• _Exercise data_:
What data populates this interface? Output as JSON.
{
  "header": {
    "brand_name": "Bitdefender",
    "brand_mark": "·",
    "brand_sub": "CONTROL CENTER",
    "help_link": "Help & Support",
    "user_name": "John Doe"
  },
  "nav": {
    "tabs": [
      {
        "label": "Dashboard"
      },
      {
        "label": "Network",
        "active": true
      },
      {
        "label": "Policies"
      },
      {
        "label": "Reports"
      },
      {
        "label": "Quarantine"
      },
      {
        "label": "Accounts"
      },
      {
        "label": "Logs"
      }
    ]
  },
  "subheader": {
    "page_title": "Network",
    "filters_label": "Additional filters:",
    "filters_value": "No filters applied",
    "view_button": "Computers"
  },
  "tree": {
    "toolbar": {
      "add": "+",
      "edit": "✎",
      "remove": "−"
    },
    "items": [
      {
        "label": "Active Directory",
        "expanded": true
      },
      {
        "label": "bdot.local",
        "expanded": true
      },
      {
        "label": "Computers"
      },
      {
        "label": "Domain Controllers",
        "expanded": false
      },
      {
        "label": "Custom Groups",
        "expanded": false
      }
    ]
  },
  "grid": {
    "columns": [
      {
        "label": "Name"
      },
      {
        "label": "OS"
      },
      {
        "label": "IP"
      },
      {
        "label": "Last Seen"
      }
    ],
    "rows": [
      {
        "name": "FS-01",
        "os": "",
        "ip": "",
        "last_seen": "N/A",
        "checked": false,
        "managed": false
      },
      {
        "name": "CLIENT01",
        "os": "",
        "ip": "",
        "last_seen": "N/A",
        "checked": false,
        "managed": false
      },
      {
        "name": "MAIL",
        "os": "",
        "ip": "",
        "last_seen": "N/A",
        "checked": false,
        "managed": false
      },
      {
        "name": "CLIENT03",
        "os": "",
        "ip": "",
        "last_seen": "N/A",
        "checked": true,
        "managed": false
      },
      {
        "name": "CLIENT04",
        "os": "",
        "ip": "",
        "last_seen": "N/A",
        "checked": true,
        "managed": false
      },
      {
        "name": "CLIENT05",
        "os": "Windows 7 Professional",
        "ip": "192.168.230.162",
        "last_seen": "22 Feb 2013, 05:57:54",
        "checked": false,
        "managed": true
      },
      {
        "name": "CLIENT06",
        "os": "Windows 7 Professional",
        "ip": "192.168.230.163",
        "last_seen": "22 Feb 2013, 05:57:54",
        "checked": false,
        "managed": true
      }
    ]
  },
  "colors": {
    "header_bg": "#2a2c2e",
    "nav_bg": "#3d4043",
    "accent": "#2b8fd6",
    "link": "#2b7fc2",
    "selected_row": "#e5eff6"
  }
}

• _Required task_: Keep only those lines of the records that hold "filters", and return them.

• _The solution_:
    "filters_label": "Additional filters:",
    "filters_value": "No filters applied",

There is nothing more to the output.